The Return of the Draft
By Tim Dickinson 
Rolling Stone 

Thursday 27 January 2005


> With the army desperate for recruits, should college students be packing
> their bags for Canada?
 
Uncle Sam wants you. He needs you. He'll bribe you to sign up. He'll
strong-arm you to re-enlist. And if that's not enough, he's got a plan to
draft you. 
In the three decades since the Vietnam War, the "all-volunteer Army" has
become a bedrock principle of the American military. "It's a magnificent
force," 
Vice President Dick Cheney declared during the election campaign last fall,
"because those serving are ones who signed up to serve." But with the Army
and 
Marines perilously overextended by the war in Iraq, that volunteer
foundation is 
starting to crack. The "weekend warriors" of the Army Reserve and the
National Guard now make up almost half the fighting force on the front
lines, and 
young officers in the Reserve are retiring in droves. The Pentagon, which
can 
barely attract enough recruits to maintain current troop levels, has
involuntarily extended the enlistments of as many as 100,000 soldiers.
Desperate for 
troops, the Army has lowered its standards to let in twenty-five percent
more high 
school dropouts, and the Marines are now offering as much as $30,000 to
anyone 
who re-enlists. To understand the scope of the crisis, consider this: The
United States is pouring nearly as much money into incentives for new
recruits - 
almost $300 million - as it is into international tsunami relief.

Entries provided:
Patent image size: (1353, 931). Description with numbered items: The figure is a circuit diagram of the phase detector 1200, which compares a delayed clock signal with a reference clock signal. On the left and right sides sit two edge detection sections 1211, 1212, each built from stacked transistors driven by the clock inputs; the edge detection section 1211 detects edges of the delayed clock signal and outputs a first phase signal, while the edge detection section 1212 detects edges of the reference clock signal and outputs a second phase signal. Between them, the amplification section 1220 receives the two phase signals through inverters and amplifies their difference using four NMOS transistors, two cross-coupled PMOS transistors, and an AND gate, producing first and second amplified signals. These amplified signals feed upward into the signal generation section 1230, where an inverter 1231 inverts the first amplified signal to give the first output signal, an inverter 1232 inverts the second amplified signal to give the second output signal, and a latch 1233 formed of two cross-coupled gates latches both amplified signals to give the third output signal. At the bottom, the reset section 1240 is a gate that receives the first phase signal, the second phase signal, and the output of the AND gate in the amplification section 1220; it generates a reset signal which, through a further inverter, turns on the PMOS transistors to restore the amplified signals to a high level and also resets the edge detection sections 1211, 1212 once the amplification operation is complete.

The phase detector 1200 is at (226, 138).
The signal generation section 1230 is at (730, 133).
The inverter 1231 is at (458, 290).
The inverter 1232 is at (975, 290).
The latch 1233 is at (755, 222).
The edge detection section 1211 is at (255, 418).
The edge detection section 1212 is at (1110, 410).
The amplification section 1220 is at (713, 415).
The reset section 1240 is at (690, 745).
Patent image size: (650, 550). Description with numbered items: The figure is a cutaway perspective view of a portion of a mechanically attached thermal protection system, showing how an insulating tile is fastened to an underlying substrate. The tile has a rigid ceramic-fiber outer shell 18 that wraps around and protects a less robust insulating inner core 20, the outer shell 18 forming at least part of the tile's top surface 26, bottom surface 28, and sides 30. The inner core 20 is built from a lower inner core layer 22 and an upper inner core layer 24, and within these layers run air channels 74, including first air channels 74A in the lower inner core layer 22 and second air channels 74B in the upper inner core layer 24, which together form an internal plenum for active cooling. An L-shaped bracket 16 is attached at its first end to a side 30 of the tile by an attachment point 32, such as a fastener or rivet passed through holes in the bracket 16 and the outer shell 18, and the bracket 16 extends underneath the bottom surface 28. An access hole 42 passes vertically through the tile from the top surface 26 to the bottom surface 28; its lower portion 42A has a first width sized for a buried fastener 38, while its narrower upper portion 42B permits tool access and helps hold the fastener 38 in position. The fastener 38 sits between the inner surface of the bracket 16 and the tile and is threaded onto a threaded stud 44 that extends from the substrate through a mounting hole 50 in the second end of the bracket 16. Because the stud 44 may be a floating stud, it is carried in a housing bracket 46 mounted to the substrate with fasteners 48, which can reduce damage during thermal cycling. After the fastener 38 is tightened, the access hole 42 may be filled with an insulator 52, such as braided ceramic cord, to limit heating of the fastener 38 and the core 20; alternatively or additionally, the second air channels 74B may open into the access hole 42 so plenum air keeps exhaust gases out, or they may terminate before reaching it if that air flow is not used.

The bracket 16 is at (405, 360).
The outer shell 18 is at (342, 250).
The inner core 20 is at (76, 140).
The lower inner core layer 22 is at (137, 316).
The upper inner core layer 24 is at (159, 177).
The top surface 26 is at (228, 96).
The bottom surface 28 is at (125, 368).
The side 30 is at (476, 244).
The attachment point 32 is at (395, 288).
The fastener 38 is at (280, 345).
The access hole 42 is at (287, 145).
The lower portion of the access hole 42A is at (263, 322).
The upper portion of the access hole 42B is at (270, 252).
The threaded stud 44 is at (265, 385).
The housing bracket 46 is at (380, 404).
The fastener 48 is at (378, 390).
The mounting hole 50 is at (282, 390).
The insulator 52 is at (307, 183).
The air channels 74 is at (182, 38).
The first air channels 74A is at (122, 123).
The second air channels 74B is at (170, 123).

Exercise instructions:
Reproduce the passage of the article on the return of the draft from "Vice President Dick" to "as 100,000 soldiers.", swapping "Pentagon" for "Defense Department".

Worked solution:
Vice President Dick Cheney declared during the election campaign last fall,
"because those serving are ones who signed up to serve." But with the Army
and 
Marines perilously overextended by the war in Iraq, that volunteer
foundation is 
starting to crack. The "weekend warriors" of the Army Reserve and the
National Guard now make up almost half the fighting force on the front
lines, and 
young officers in the Reserve are retiring in droves. The Defense Department, which
can 
barely attract enough recruits to maintain current troop levels, has
involuntarily extended the enlistments of as many as 100,000 soldiers.